■ **What you have to do**
Count the lines in the data below that contain the string "column", treating uppercase and lowercase as different. Give only the number.

Element box data:
* start *

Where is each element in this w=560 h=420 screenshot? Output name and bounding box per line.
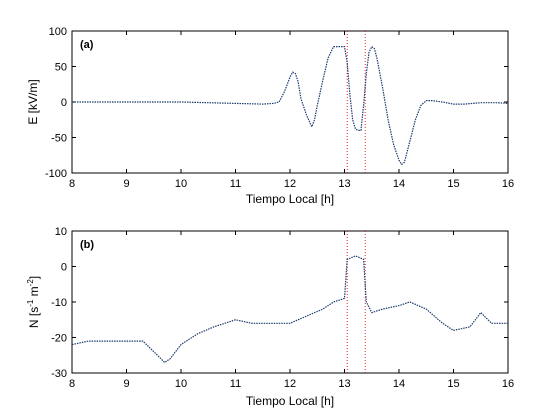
panel-b-ytick-label: -30: [51, 368, 67, 380]
panel-b-tag: (b): [80, 239, 94, 251]
panel-a-ytick-label: 0: [61, 97, 67, 109]
panel-b-ylabel-end: ]: [27, 276, 41, 279]
panel-a-xlabel: Tiempo Local [h]: [246, 192, 334, 206]
panel-a-series: [72, 45, 509, 166]
panel-a-xtick-label: 13: [338, 178, 350, 190]
panel-a-xtick-label: 14: [393, 178, 405, 190]
panel-b-plot-area: [71, 230, 509, 374]
panel-b-xtick-label: 8: [69, 378, 75, 390]
panel-b-xtick-label: 12: [284, 378, 296, 390]
panel-b: 8 9 10 11 12 13 14 15 16 -30 -20 -10 0 10 (b) Tiempo …: [26, 226, 514, 408]
panel-a-xtick-label: 16: [502, 178, 514, 190]
panel-b-xtick-label: 14: [393, 378, 405, 390]
panel-b-series-line: [71, 255, 508, 364]
panel-a-ytick-label: -100: [45, 168, 67, 180]
panel-b-ylabel-main: N [s: [27, 307, 41, 328]
panel-b-series: [71, 255, 508, 364]
panel-b-xtick-label: 10: [175, 378, 187, 390]
panel-a-ylabel: E [kV/m]: [26, 79, 40, 124]
panel-a-ytick-label: -50: [51, 133, 67, 145]
panel-b-ytick-label: 10: [55, 226, 67, 238]
panel-a-xtick-label: 15: [447, 178, 459, 190]
panel-a-axes: 8 9 10 11 12 13 14 15 16 -100 -50 0 50 100: [45, 26, 514, 190]
panel-b-xtick-label: 11: [230, 378, 241, 390]
panel-a-xtick-label: 12: [284, 178, 296, 190]
panel-a-xtick-label: 10: [175, 178, 187, 190]
panel-a-series-line: [72, 45, 509, 166]
panel-b-ytick-label: -10: [51, 297, 67, 309]
panel-a-ytick-label: 50: [55, 62, 67, 74]
panel-b-axes: 8 9 10 11 12 13 14 15 16 -30 -20 -10 0 10: [51, 226, 514, 390]
panel-b-xtick-label: 15: [447, 378, 459, 390]
panel-b-ylabel-exp1: -1: [26, 299, 35, 307]
panel-a-ytick-label: 100: [49, 26, 67, 38]
panel-a-xtick-label: 8: [69, 178, 75, 190]
panel-a-xtick-label: 9: [123, 178, 129, 190]
panel-b-xlabel: Tiempo Local [h]: [246, 394, 334, 408]
panel-b-ylabel-exp2: -2: [26, 279, 35, 287]
panel-b-xtick-label: 13: [338, 378, 350, 390]
panel-a-xtick-label: 11: [230, 178, 241, 190]
panel-a-tag: (a): [80, 39, 94, 51]
panel-b-ytick-label: -20: [51, 333, 67, 345]
panel-b-xtick-label: 16: [502, 378, 514, 390]
panel-b-ylabel-mid: m: [27, 286, 41, 299]
panel-a: 8 9 10 11 12 13 14 15 16 -100 -50 0 50 100 (a) Tiempo…: [26, 26, 514, 206]
panel-b-ylabel: N [s-1 m-2]: [26, 276, 41, 328]
panel-b-ytick-label: 0: [61, 262, 67, 274]
panel-b-xtick-label: 9: [123, 378, 129, 390]
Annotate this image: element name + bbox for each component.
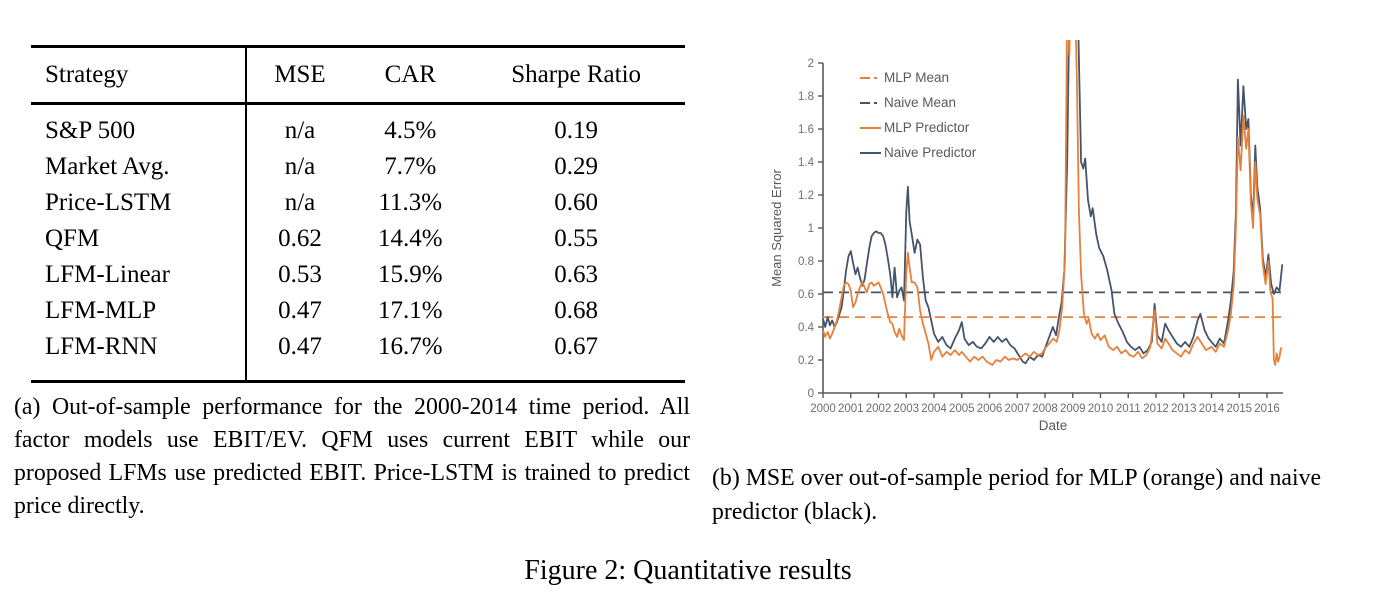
y-axis-tick-label: 1.8 — [798, 91, 814, 103]
column-header: MSE — [244, 46, 354, 105]
legend-label: MLP Predictor — [884, 120, 970, 135]
table-row: Price-LSTM n/a 11.3% 0.60 — [31, 185, 685, 221]
table-cell: LFM-MLP — [45, 297, 157, 324]
y-axis-tick-label: 0.4 — [798, 322, 815, 334]
table-header-row: Strategy MSE CAR Sharpe Ratio — [31, 46, 685, 105]
table-cell: 0.29 — [554, 153, 598, 180]
table-cell: 15.9% — [377, 261, 443, 288]
x-axis-tick-label: 2010 — [1088, 403, 1114, 415]
table-cell: 0.53 — [244, 257, 354, 293]
x-axis-tick-label: 2003 — [893, 403, 919, 415]
table-cell: 0.62 — [244, 221, 354, 257]
table-cell: n/a — [244, 149, 354, 185]
table-row: LFM-RNN 0.47 16.7% 0.67 — [31, 329, 685, 382]
table-cell: 0.47 — [244, 329, 354, 382]
x-axis-tick-label: 2006 — [977, 403, 1003, 415]
mse-chart: 0 0.2 0.4 0.6 0.8 1 1.2 1.4 1.6 1.8 2 Mean Squared … — [760, 30, 1376, 450]
x-axis-tick-label: 2007 — [1004, 403, 1030, 415]
y-axis-tick-label: 0.6 — [798, 289, 814, 301]
table-cell: 7.7% — [384, 153, 437, 180]
y-axis-tick-label: 0 — [808, 388, 814, 400]
x-axis-tick-label: 2016 — [1254, 403, 1280, 415]
table-cell: 0.19 — [554, 117, 598, 144]
table-cell: 14.4% — [377, 225, 443, 252]
table-cell: LFM-RNN — [45, 333, 158, 360]
x-axis-tick-label: 2005 — [949, 403, 975, 415]
panel-b-caption: (b) MSE over out-of-sample period for ML… — [712, 465, 1322, 525]
column-header: Sharpe Ratio — [467, 46, 685, 105]
mse-chart-svg: 0 0.2 0.4 0.6 0.8 1 1.2 1.4 1.6 1.8 2 Mean Squared … — [769, 40, 1284, 433]
table-cell: 17.1% — [377, 297, 443, 324]
table-cell: 4.5% — [384, 117, 437, 144]
x-axis-tick-label: 2011 — [1116, 403, 1141, 415]
table-cell: 0.67 — [554, 333, 598, 360]
x-axis-tick-label: 2001 — [838, 403, 864, 415]
table-cell: Price-LSTM — [45, 189, 172, 216]
table-row: LFM-MLP 0.47 17.1% 0.68 — [31, 293, 685, 329]
x-axis-tick-label: 2009 — [1060, 403, 1086, 415]
table-cell: 16.7% — [377, 333, 443, 360]
x-axis-tick-label: 2002 — [866, 403, 892, 415]
y-axis-tick-label: 1 — [808, 223, 814, 235]
legend-label: MLP Mean — [884, 70, 949, 85]
y-axis-tick-label: 1.2 — [798, 190, 814, 202]
y-axis-title: Mean Squared Error — [769, 168, 784, 286]
table-cell: 0.68 — [554, 297, 598, 324]
x-axis: 2000 2001 2002 2003 2004 2005 2006 2007 2008 2009… — [810, 393, 1280, 433]
series-mlp-predictor — [822, 40, 1283, 366]
table-cell: 0.63 — [554, 261, 598, 288]
table-row: QFM 0.62 14.4% 0.55 — [31, 221, 685, 257]
table-row: LFM-Linear 0.53 15.9% 0.63 — [31, 257, 685, 293]
x-axis-tick-label: 2012 — [1143, 403, 1169, 415]
table-cell: 0.47 — [244, 293, 354, 329]
table-cell: QFM — [45, 225, 100, 252]
panel-a-caption: (a) Out-of-sample performance for the 20… — [14, 394, 690, 519]
x-axis-title: Date — [1039, 418, 1068, 433]
column-header: CAR — [353, 46, 468, 105]
x-axis-tick-label: 2004 — [921, 403, 947, 415]
column-header: Strategy — [31, 46, 246, 105]
y-axis-tick-label: 0.2 — [798, 355, 814, 367]
y-axis-tick-label: 0.8 — [798, 256, 814, 268]
table-cell: n/a — [244, 103, 354, 149]
legend-label: Naive Predictor — [884, 145, 977, 160]
x-axis-tick-label: 2000 — [810, 403, 836, 415]
x-axis-tick-label: 2015 — [1226, 403, 1252, 415]
table-cell: 11.3% — [378, 189, 443, 216]
series — [822, 40, 1284, 366]
figure-caption: Figure 2: Quantitative results — [524, 555, 852, 586]
results-table-wrap: Strategy MSE CAR Sharpe Ratio S&P 500 n/a 4.5… — [31, 45, 685, 383]
table-body: S&P 500 n/a 4.5% 0.19 Market Avg. n/a 7.7% 0.29… — [31, 103, 685, 382]
series-naive-predictor — [822, 40, 1284, 365]
y-axis-tick-label: 1.6 — [798, 124, 814, 136]
x-axis-tick-label: 2013 — [1171, 403, 1197, 415]
y-axis-tick-label: 1.4 — [798, 157, 815, 169]
table-row: Market Avg. n/a 7.7% 0.29 — [31, 149, 685, 185]
table-cell: 0.60 — [554, 189, 598, 216]
legend-label: Naive Mean — [884, 95, 956, 110]
table-row: S&P 500 n/a 4.5% 0.19 — [31, 103, 685, 149]
table-cell: S&P 500 — [45, 117, 136, 144]
table-cell: 0.55 — [554, 225, 598, 252]
results-table: Strategy MSE CAR Sharpe Ratio S&P 500 n/a 4.5… — [31, 45, 685, 383]
table-cell: LFM-Linear — [45, 261, 170, 288]
y-axis: 0 0.2 0.4 0.6 0.8 1 1.2 1.4 1.6 1.8 2 Mean Squared … — [769, 58, 823, 400]
legend: MLP Mean Naive Mean MLP Predictor Naive Pre… — [860, 70, 977, 160]
x-axis-tick-label: 2014 — [1199, 403, 1225, 415]
x-axis-tick-label: 2008 — [1032, 403, 1058, 415]
y-axis-tick-label: 2 — [808, 58, 814, 70]
table-cell: n/a — [244, 185, 354, 221]
table-cell: Market Avg. — [45, 153, 170, 180]
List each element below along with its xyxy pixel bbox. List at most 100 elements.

* end *

■ **Answer below**
4